## Exercise aim
Take every line where the string "than" appears and copy it.

================================

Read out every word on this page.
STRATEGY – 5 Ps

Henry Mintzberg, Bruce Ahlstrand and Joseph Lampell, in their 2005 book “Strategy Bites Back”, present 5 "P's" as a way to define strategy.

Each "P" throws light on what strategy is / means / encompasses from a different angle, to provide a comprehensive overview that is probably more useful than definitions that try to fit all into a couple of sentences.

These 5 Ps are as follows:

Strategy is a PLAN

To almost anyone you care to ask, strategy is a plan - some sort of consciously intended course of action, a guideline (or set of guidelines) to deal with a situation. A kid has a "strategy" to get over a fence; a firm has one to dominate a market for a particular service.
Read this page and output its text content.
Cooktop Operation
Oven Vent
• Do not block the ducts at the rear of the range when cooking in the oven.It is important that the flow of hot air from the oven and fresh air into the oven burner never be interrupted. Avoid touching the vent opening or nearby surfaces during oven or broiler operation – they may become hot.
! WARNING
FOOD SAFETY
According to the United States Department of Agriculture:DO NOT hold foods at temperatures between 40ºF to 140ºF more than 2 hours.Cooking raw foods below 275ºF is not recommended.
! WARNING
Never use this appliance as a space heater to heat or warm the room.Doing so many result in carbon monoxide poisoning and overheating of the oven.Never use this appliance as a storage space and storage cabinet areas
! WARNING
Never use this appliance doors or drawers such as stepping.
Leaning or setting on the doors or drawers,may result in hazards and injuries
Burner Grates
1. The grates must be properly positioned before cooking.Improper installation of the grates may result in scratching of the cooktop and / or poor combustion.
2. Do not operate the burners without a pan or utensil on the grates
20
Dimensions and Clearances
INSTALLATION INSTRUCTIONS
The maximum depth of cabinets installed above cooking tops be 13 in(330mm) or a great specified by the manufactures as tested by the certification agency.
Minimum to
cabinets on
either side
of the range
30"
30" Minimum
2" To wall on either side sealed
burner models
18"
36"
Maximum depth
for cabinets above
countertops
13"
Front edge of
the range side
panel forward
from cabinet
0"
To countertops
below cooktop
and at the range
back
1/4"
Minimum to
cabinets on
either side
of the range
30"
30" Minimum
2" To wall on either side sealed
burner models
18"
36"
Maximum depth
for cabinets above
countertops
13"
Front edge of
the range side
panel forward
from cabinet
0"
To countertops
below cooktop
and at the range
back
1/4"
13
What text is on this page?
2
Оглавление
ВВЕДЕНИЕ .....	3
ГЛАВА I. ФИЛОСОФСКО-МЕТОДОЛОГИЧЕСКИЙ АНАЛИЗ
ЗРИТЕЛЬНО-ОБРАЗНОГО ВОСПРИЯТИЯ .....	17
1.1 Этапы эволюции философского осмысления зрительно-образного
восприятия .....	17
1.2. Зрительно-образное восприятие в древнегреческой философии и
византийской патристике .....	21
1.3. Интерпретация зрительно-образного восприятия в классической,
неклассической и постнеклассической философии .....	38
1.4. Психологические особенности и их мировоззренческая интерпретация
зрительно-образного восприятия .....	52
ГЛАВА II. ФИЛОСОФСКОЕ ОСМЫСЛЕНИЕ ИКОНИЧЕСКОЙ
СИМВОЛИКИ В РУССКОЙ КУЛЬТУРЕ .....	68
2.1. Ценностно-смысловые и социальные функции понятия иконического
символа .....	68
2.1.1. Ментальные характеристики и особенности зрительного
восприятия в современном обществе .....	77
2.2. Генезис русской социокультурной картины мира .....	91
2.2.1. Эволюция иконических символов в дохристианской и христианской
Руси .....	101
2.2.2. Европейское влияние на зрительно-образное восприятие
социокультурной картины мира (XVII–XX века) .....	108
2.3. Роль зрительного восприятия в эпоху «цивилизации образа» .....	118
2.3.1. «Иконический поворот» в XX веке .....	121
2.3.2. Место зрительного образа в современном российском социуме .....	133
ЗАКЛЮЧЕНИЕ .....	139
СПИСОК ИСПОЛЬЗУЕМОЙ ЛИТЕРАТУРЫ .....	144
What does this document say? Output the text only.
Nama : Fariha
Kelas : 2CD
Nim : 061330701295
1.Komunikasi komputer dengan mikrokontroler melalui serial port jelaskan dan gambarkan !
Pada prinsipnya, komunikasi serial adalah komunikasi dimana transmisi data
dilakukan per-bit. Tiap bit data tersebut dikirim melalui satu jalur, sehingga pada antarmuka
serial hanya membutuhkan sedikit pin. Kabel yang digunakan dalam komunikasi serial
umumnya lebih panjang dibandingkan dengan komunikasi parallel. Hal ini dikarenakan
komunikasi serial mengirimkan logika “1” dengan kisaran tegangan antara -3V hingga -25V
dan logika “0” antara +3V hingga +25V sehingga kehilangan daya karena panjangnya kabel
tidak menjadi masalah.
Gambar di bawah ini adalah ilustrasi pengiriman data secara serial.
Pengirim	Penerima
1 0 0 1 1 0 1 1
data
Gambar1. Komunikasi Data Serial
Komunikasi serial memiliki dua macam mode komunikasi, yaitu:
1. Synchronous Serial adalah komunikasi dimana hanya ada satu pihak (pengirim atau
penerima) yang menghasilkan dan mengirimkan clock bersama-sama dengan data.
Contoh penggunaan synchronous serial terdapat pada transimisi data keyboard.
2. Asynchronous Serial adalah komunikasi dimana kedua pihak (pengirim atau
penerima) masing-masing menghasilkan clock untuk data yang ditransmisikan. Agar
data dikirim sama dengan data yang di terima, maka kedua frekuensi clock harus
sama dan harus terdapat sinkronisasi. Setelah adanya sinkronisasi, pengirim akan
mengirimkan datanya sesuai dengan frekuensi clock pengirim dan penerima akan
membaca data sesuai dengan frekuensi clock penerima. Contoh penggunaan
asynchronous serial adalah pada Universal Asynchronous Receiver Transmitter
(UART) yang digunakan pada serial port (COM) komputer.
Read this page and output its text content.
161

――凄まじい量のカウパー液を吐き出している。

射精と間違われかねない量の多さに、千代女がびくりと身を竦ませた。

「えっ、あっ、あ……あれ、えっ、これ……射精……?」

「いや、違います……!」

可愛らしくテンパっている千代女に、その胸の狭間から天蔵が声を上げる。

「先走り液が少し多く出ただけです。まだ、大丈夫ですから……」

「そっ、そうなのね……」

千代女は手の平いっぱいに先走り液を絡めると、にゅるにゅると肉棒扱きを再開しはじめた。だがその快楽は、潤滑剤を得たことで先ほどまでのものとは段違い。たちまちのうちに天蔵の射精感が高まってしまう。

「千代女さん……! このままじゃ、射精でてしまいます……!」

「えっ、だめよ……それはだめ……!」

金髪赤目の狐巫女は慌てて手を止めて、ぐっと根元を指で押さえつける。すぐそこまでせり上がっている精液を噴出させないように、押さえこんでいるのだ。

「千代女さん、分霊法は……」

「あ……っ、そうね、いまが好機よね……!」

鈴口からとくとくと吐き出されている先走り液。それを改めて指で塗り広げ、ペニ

================================

## Answer
Each "P" throws light on what strategy is / means / encompasses from a different angle, to provide a comprehensive overview that is probably more useful than definitions that try to fit all into a couple of sentences.
According to the United States Department of Agriculture:DO NOT hold foods at temperatures between 40ºF to 140ºF more than 2 hours.Cooking raw foods below 275ºF is not recommended.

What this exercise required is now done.